Despite mounting pressure from rising inflation and an intense internal debate on their next move, the Bank of England's Monetary Policy Committee is almost universally expected to leave interest rates at 0.5 per cent today, and the quantitative easing programme at the current £200bn.
The Bank will be forced to produce new, higher forecasts for inflation and the Governor, Mervyn King, will have to publicly explain himself at the Bank's Inflation Report press conference on Wednesday. That is scheduled for the day after inflation is expected to reach 4.3 per cent, a two-year high, with the largest monthly jump in over 20 years.
Two former members of the MPC, Deanne Julius and Tim Besley, said yesterday that they would be inclined to back a rise in rates at this point. Speaking at a forum organised by Fathom Consulting, Mr Besley said that he would have expected a"normalisation" of interest rates to have begun by now; Ms Julius said that the trend towards higher inflationary expectations was "worrisome" and that it was "fanciful" to attempt tocontrol domestic inflationary pressures in isolation from external shocks, such as the recent jump in world commodity prices.

══════

## SHORT PROBLEM 1
Set down the records again, word for word, from their first line through the line containing "The side plate 56 is at (38, 536).", both ends included, and leave the pictures out.

══════

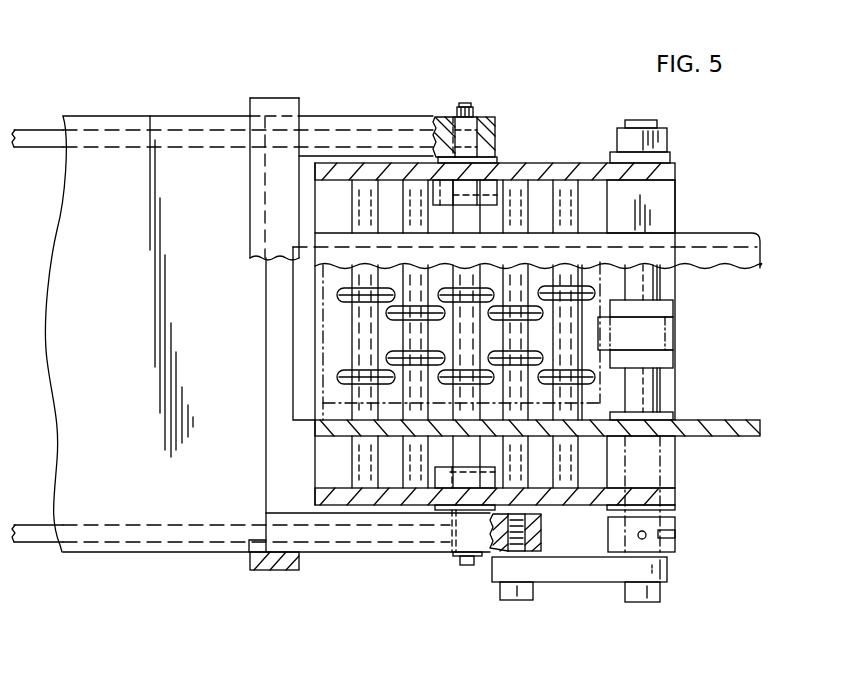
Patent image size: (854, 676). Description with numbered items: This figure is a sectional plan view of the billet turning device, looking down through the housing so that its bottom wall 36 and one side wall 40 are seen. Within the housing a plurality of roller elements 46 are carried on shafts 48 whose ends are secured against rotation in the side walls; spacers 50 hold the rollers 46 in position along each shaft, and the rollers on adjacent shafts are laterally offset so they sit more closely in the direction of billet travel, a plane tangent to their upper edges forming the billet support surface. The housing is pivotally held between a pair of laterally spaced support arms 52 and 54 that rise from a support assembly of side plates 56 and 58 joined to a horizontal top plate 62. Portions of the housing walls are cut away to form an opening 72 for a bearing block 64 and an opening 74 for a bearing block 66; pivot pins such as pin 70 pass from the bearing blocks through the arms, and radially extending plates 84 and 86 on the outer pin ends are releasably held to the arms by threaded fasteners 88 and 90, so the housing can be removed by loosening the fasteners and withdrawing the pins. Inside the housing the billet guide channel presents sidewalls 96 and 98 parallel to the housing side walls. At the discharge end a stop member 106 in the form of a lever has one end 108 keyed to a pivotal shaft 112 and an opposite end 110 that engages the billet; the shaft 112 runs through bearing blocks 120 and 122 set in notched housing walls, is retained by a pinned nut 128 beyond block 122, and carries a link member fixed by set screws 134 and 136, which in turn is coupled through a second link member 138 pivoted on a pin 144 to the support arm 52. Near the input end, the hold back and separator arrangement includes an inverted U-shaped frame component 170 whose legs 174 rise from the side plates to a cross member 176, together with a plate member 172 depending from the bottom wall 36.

The bottom wall 36 is at (672, 498).
The side wall 40 is at (588, 162).
The roller elements 46 is at (348, 298).
The shafts 48 is at (368, 505).
The spacers 50 is at (527, 198).
The support arm 52 is at (425, 545).
The support arm 54 is at (423, 120).
The side plate 56 is at (38, 536).
The side plate 58 is at (37, 135).
The top plate 62 is at (117, 163).
The bearing block 64 is at (438, 478).
The bearing block 66 is at (440, 187).
The pivot pin 70 is at (477, 137).
The opening 72 is at (447, 467).
The opening 74 is at (487, 200).
The plate 84 is at (457, 553).
The plate 86 is at (475, 113).
The threaded fastener 88 is at (467, 566).
The threaded fastener 90 is at (470, 105).
The sidewall 96 is at (717, 437).
The sidewall 98 is at (705, 231).
The stop member 106 is at (680, 335).
The end 108 is at (668, 310).
The end 110 is at (640, 343).
The pivotal shaft 112 is at (653, 282).
The bearing block 120 is at (668, 465).
The bearing block 122 is at (667, 202).
The nut 128 is at (660, 138).
The set screw 134 is at (635, 538).
The set screw 136 is at (675, 533).
The second link member 138 is at (553, 581).
The pin 144 is at (511, 601).
The frame component 170 is at (259, 95).
The plate member 172 is at (288, 308).
The legs 174 is at (285, 97).
The cross member 176 is at (252, 218).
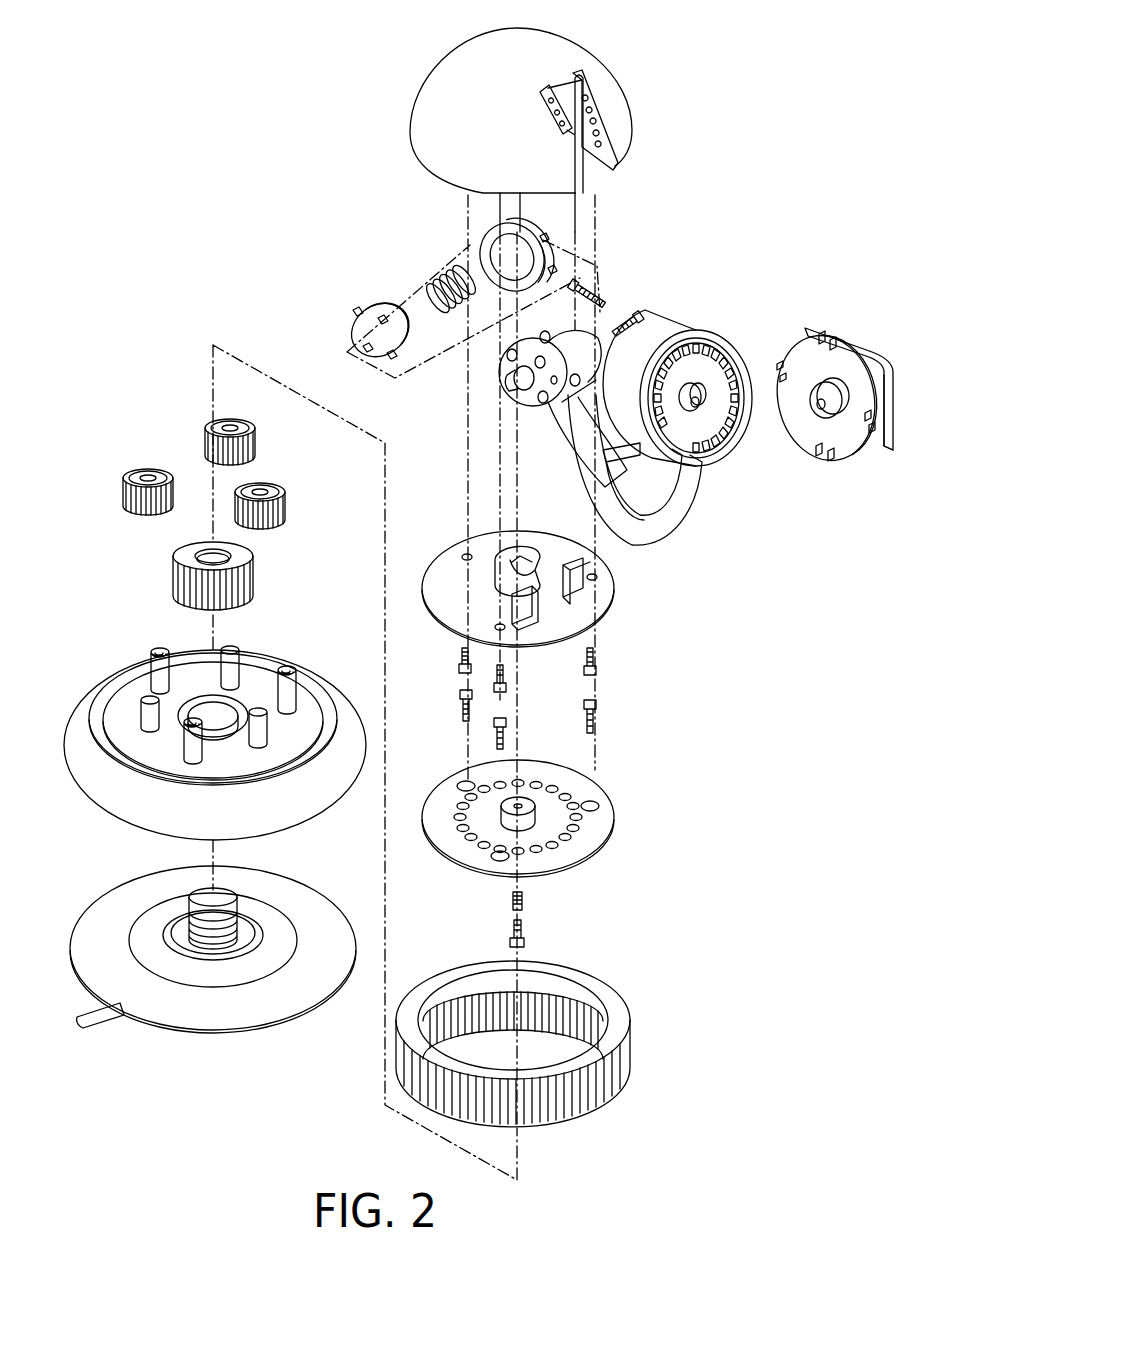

══════

## SHORT PROBLEM 2
From the text on the Bank of England's interest rate decision, copy out the stretch from "Despite mounting pressure" through "over 20 years." with its wording unchanged.

## REPLY 1
Patent image size: (854, 676). Description with numbered items: This figure is a sectional plan view of the billet turning device, looking down through the housing so that its bottom wall 36 and one side wall 40 are seen. Within the housing a plurality of roller elements 46 are carried on shafts 48 whose ends are secured against rotation in the side walls; spacers 50 hold the rollers 46 in position along each shaft, and the rollers on adjacent shafts are laterally offset so they sit more closely in the direction of billet travel, a plane tangent to their upper edges forming the billet support surface. The housing is pivotally held between a pair of laterally spaced support arms 52 and 54 that rise from a support assembly of side plates 56 and 58 joined to a horizontal top plate 62. Portions of the housing walls are cut away to form an opening 72 for a bearing block 64 and an opening 74 for a bearing block 66; pivot pins such as pin 70 pass from the bearing blocks through the arms, and radially extending plates 84 and 86 on the outer pin ends are releasably held to the arms by threaded fasteners 88 and 90, so the housing can be removed by loosening the fasteners and withdrawing the pins. Inside the housing the billet guide channel presents sidewalls 96 and 98 parallel to the housing side walls. At the discharge end a stop member 106 in the form of a lever has one end 108 keyed to a pivotal shaft 112 and an opposite end 110 that engages the billet; the shaft 112 runs through bearing blocks 120 and 122 set in notched housing walls, is retained by a pinned nut 128 beyond block 122, and carries a link member fixed by set screws 134 and 136, which in turn is coupled through a second link member 138 pivoted on a pin 144 to the support arm 52. Near the input end, the hold back and separator arrangement includes an inverted U-shaped frame component 170 whose legs 174 rise from the side plates to a cross member 176, together with a plate member 172 depending from the bottom wall 36.

The bottom wall 36 is at (672, 498).
The side wall 40 is at (588, 162).
The roller elements 46 is at (348, 298).
The shafts 48 is at (368, 505).
The spacers 50 is at (527, 198).
The support arm 52 is at (425, 545).
The support arm 54 is at (423, 120).
The side plate 56 is at (38, 536).

## REPLY 2
Despite mounting pressure from rising inflation and an intense internal debate on their next move, the Bank of England's Monetary Policy Committee is almost universally expected to leave interest rates at 0.5 per cent today, and the quantitative easing programme at the current £200bn.
The Bank will be forced to produce new, higher forecasts for inflation and the Governor, Mervyn King, will have to publicly explain himself at the Bank's Inflation Report press conference on Wednesday. That is scheduled for the day after inflation is expected to reach 4.3 per cent, a two-year high, with the largest monthly jump in over 20 years.